Data records:
--------------------------------------------------
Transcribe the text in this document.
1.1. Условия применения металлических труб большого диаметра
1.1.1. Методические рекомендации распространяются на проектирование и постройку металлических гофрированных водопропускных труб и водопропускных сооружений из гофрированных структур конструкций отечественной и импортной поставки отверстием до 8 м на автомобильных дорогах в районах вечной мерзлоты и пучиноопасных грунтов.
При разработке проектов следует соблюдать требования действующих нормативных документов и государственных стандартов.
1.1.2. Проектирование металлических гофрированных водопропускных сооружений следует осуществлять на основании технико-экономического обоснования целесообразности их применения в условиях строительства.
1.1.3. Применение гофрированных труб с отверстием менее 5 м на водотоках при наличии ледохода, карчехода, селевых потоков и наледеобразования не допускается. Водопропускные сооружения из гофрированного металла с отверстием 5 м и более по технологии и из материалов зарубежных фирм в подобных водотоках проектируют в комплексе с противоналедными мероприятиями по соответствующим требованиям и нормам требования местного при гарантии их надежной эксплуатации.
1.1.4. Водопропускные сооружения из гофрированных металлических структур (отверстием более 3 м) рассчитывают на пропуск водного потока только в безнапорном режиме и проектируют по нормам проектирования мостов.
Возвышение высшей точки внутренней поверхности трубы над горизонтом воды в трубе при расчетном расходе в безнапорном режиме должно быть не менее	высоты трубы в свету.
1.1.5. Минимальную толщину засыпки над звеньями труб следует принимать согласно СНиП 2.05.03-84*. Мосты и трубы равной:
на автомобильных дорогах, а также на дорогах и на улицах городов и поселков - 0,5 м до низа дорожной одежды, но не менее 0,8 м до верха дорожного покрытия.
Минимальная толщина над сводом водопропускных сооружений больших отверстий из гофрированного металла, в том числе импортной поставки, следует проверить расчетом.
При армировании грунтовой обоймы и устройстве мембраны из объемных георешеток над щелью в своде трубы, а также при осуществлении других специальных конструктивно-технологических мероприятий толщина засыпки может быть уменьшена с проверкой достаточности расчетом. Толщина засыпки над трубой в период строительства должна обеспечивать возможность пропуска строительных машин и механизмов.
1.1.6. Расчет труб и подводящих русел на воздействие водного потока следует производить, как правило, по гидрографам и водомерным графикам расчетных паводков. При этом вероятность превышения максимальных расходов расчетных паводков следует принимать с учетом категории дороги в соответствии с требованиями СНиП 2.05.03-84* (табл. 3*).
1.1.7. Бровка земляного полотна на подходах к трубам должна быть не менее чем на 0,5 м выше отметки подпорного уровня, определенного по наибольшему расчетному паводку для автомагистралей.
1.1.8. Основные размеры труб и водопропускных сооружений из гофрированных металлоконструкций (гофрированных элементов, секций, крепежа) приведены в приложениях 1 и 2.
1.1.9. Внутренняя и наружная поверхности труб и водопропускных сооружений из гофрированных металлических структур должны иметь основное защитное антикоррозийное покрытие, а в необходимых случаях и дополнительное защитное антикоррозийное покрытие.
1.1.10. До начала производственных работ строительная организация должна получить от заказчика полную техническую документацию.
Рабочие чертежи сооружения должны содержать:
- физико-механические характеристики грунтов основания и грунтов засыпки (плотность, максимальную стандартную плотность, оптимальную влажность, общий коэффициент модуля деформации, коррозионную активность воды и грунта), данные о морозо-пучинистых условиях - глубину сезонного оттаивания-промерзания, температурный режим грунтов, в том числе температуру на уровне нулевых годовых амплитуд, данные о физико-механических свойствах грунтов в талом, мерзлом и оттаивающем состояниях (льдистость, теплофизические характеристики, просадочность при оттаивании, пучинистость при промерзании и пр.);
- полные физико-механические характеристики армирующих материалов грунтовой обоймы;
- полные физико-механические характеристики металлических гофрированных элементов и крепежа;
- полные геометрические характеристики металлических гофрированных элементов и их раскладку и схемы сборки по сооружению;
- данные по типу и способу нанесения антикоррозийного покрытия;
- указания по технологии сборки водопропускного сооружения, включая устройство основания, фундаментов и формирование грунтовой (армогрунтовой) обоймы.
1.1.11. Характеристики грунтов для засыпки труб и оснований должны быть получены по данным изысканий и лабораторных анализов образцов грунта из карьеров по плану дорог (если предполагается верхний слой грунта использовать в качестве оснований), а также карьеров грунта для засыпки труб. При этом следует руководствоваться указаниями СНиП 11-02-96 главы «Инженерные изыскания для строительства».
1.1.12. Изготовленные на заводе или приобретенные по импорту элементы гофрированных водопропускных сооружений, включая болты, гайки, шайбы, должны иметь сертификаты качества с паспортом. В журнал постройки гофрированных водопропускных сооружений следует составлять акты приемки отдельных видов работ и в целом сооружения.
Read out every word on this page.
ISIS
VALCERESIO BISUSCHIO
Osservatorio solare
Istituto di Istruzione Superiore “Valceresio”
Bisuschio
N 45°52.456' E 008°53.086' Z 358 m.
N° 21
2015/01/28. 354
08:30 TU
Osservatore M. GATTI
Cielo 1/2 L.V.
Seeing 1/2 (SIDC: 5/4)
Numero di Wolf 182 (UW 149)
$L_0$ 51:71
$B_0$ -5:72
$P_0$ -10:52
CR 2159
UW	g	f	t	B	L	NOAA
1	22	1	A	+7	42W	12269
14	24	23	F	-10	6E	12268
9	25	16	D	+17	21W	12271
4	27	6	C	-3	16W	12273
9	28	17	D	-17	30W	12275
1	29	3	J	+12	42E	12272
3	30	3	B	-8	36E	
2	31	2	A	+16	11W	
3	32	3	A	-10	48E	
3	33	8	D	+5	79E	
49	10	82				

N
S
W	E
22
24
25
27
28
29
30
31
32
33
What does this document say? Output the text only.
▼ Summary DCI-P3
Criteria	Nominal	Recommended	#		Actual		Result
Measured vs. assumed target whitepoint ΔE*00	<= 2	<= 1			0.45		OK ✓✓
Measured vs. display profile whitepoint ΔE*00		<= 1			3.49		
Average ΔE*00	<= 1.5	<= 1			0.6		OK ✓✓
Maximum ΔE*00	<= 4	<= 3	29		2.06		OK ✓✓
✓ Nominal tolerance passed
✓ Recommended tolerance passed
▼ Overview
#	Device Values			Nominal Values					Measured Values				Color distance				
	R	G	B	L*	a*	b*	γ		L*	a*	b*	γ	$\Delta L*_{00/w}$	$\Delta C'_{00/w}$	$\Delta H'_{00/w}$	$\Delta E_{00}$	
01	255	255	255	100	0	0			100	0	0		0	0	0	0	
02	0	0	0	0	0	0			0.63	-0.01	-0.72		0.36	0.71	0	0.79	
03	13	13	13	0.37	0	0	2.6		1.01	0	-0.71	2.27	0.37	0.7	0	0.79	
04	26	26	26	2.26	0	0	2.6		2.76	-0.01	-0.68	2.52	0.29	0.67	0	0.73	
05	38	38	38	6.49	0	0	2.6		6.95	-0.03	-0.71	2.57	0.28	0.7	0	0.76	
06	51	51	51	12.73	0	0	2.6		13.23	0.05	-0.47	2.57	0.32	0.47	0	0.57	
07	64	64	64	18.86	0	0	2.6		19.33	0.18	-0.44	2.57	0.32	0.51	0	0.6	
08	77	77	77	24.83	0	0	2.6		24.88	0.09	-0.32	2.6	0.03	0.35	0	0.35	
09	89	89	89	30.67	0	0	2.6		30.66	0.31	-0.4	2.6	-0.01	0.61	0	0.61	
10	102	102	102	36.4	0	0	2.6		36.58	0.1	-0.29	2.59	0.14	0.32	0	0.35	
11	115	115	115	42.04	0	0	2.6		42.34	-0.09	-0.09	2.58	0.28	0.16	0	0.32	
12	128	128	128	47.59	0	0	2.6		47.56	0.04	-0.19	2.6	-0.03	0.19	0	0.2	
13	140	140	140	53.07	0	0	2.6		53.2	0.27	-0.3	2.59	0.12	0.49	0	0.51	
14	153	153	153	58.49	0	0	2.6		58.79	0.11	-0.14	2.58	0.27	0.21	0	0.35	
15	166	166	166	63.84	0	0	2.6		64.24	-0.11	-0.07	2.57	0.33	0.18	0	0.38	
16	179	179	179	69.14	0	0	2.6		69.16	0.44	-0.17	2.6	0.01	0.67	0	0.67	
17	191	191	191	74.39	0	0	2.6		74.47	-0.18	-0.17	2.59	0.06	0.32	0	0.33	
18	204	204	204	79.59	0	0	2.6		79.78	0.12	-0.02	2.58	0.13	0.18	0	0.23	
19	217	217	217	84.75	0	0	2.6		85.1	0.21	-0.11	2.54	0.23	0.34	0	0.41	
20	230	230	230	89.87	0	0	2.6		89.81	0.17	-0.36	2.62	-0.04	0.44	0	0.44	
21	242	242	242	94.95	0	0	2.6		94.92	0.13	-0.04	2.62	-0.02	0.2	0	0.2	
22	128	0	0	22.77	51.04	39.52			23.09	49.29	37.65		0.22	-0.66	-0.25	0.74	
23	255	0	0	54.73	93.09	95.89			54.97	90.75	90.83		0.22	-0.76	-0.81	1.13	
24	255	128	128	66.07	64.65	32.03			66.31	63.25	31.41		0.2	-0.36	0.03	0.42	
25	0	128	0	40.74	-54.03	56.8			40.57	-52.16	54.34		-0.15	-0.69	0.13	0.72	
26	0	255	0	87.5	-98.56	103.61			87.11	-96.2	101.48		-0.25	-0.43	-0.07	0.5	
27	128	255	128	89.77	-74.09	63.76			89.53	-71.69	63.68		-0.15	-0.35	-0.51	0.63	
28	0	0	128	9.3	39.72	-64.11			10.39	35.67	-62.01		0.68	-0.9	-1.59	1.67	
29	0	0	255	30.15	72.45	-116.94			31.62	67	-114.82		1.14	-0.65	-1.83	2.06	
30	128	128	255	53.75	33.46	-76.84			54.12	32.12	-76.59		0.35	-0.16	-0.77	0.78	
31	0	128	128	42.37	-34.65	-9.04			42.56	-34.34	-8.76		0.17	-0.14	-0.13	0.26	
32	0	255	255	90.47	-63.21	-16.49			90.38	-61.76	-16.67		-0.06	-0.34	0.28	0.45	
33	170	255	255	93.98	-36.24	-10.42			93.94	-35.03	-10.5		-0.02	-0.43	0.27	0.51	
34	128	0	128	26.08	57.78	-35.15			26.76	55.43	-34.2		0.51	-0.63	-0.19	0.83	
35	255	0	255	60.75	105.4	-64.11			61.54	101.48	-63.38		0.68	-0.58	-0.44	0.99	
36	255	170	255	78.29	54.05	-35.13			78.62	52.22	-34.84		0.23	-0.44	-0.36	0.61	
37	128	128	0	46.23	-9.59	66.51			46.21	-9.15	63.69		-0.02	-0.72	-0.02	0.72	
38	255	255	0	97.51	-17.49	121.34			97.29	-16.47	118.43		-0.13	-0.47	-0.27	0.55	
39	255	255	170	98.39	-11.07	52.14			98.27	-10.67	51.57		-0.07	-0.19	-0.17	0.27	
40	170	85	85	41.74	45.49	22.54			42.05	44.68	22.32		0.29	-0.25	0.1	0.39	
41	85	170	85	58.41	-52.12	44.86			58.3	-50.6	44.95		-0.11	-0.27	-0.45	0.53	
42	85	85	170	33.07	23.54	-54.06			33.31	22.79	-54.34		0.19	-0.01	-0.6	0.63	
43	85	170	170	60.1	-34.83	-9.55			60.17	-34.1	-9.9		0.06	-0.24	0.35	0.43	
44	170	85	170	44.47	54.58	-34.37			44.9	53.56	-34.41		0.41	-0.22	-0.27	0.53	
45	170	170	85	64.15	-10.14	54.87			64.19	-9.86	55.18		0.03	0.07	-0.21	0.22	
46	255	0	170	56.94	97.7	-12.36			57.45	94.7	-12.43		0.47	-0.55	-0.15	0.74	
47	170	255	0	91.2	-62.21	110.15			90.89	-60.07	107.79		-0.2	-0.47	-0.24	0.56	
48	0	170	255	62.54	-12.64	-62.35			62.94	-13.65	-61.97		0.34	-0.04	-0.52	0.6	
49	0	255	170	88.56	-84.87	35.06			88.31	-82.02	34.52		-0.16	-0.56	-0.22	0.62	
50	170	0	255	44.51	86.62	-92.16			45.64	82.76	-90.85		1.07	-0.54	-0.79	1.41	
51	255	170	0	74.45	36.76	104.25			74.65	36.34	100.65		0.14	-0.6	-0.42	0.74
--------------------------------------------------
Copy out each line that contains the word "passed".

✓ Nominal tolerance passed
✓ Recommended tolerance passed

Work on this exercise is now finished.